▸ Given instruction: Rewrite the material from the line with "dewpoint-point-5 — [248, 499, 256, 507]" up to and including the line with "temperature-point-15 — [380, 194, 387, 202]", replacing "rh-point" with "humidity-point" and leaving everything else unchanged.

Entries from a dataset
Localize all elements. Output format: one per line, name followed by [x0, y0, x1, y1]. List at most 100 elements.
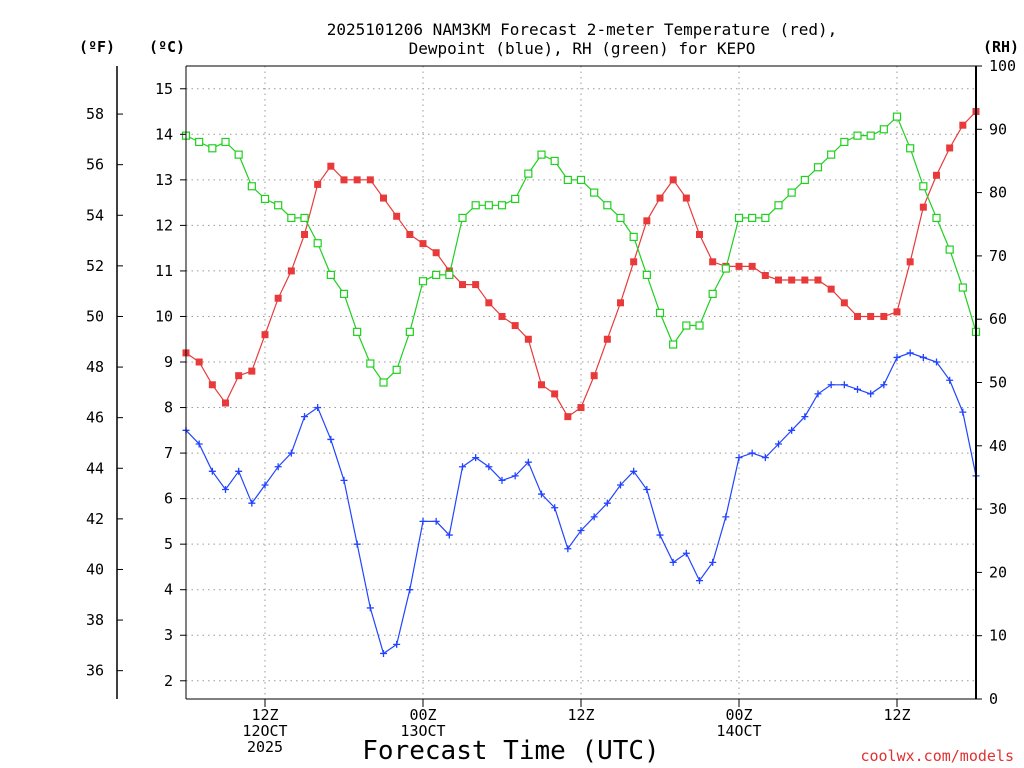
dewpoint-point-5 — [248, 499, 256, 507]
temperature-point-44 — [761, 271, 769, 279]
rh-tick-label-50: 50 — [989, 374, 1007, 392]
temperature-point-1 — [195, 358, 203, 366]
rh-point-25 — [511, 194, 520, 204]
fahrenheit-tick-label-56: 56 — [86, 156, 104, 174]
dewpoint-point-2 — [208, 467, 216, 475]
chart-title-line-2: Dewpoint (blue), RH (green) for KEPO — [409, 39, 756, 58]
dewpoint-point-11 — [327, 435, 335, 443]
rh-point-37 — [669, 340, 678, 349]
temperature-point-15 — [380, 194, 387, 202]
rh-tick-label-40: 40 — [989, 437, 1007, 455]
series-layer — [181, 108, 981, 657]
celsius-tick-label-13: 13 — [155, 171, 173, 189]
temperature-point-24 — [498, 312, 506, 320]
dewpoint-point-8 — [287, 449, 295, 457]
dewpoint-point-54 — [893, 353, 901, 361]
dewpoint-point-46 — [788, 426, 796, 434]
dewpoint-point-51 — [854, 385, 861, 393]
temperature-point-57 — [933, 171, 940, 179]
dewpoint-point-12 — [340, 476, 348, 484]
dewpoint-point-22 — [472, 454, 480, 462]
temperature-point-8 — [287, 267, 295, 275]
dewpoint-point-43 — [748, 449, 756, 457]
axis-layer: 2345678910111213141536384042444648505254… — [86, 57, 1016, 756]
temperature-point-22 — [472, 281, 480, 289]
dewpoint-point-31 — [590, 513, 598, 521]
rh-tick-label-30: 30 — [989, 500, 1007, 518]
dewpoint-point-7 — [274, 463, 282, 471]
temperature-point-55 — [906, 258, 914, 266]
x-tick-label-6-1: 12OCT — [242, 722, 287, 740]
fahrenheit-tick-label-38: 38 — [86, 611, 104, 629]
temperature-point-14 — [366, 176, 374, 184]
x-tick-label-18-0: 00Z — [409, 706, 436, 724]
celsius-tick-label-15: 15 — [155, 80, 173, 98]
dewpoint-point-6 — [261, 481, 269, 489]
rh-point-23 — [484, 201, 493, 210]
dewpoint-point-33 — [617, 481, 624, 489]
rh-point-26 — [524, 169, 533, 178]
rh-point-10 — [313, 239, 322, 248]
temperature-point-48 — [814, 276, 822, 284]
rh-point-4 — [234, 150, 243, 159]
celsius-tick-label-7: 7 — [164, 444, 173, 462]
dewpoint-point-55 — [906, 349, 914, 357]
rh-point-30 — [576, 175, 586, 185]
rh-point-5 — [247, 182, 256, 191]
x-axis-title: Forecast Time (UTC) — [362, 736, 659, 766]
temperature-point-43 — [748, 262, 756, 270]
rh-point-3 — [221, 137, 230, 147]
dewpoint-point-34 — [630, 467, 638, 475]
rh-point-24 — [497, 201, 507, 210]
dewpoint-point-23 — [485, 463, 493, 471]
rh-point-48 — [813, 163, 823, 172]
celsius-tick-label-2: 2 — [164, 672, 173, 690]
dewpoint-point-50 — [840, 381, 848, 389]
temperature-point-27 — [538, 381, 545, 389]
rh-point-46 — [787, 188, 796, 197]
rh-point-42 — [734, 213, 744, 223]
temperature-point-58 — [946, 144, 954, 152]
celsius-tick-label-6: 6 — [164, 490, 173, 508]
temperature-point-32 — [603, 335, 611, 343]
temperature-point-5 — [248, 367, 256, 375]
dewpoint-point-56 — [919, 353, 927, 361]
temperature-point-49 — [827, 285, 835, 293]
dewpoint-point-16 — [393, 640, 401, 648]
rh-point-9 — [300, 213, 309, 223]
temperature-point-52 — [867, 312, 875, 320]
rh-point-14 — [366, 359, 375, 368]
fahrenheit-tick-label-48: 48 — [86, 358, 104, 376]
rh-point-13 — [353, 327, 362, 336]
temperature-point-6 — [261, 331, 269, 339]
rh-point-53 — [879, 125, 888, 134]
dewpoint-point-15 — [380, 649, 387, 657]
temperature-point-53 — [880, 312, 888, 320]
temperature-point-12 — [340, 176, 348, 184]
dewpoint-point-45 — [775, 440, 782, 448]
temperature-point-38 — [682, 194, 690, 202]
rh-point-54 — [892, 112, 902, 121]
dewpoint-point-20 — [445, 531, 453, 539]
celsius-unit-label: (ºC) — [149, 38, 185, 56]
x-tick-label-18-1: 13OCT — [400, 722, 445, 740]
dewpoint-point-58 — [946, 376, 954, 384]
rh-point-21 — [458, 213, 467, 223]
grid-layer — [186, 66, 976, 699]
fahrenheit-tick-label-36: 36 — [86, 662, 104, 680]
temperature-point-51 — [854, 312, 861, 320]
rh-point-57 — [932, 213, 941, 223]
rh-point-15 — [379, 378, 388, 387]
rh-point-45 — [774, 201, 783, 210]
temperature-point-34 — [630, 258, 638, 266]
dewpoint-point-37 — [669, 558, 677, 566]
fahrenheit-tick-label-40: 40 — [86, 560, 104, 578]
fahrenheit-tick-label-52: 52 — [86, 257, 104, 275]
temperature-point-23 — [485, 299, 493, 307]
rh-tick-label-0: 0 — [989, 690, 998, 708]
temperature-point-47 — [801, 276, 809, 284]
dewpoint-point-14 — [366, 604, 374, 612]
dewpoint-point-52 — [867, 390, 875, 398]
rh-tick-label-70: 70 — [989, 247, 1007, 265]
rh-point-17 — [405, 327, 414, 336]
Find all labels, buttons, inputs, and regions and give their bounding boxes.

▸ Solution for this task:
dewpoint-point-5 — [248, 499, 256, 507]
temperature-point-44 — [761, 271, 769, 279]
rh-tick-label-50: 50 — [989, 374, 1007, 392]
temperature-point-1 — [195, 358, 203, 366]
humidity-point-25 — [511, 194, 520, 204]
fahrenheit-tick-label-56: 56 — [86, 156, 104, 174]
dewpoint-point-2 — [208, 467, 216, 475]
chart-title-line-2: Dewpoint (blue), RH (green) for KEPO — [409, 39, 756, 58]
dewpoint-point-11 — [327, 435, 335, 443]
humidity-point-37 — [669, 340, 678, 349]
temperature-point-15 — [380, 194, 387, 202]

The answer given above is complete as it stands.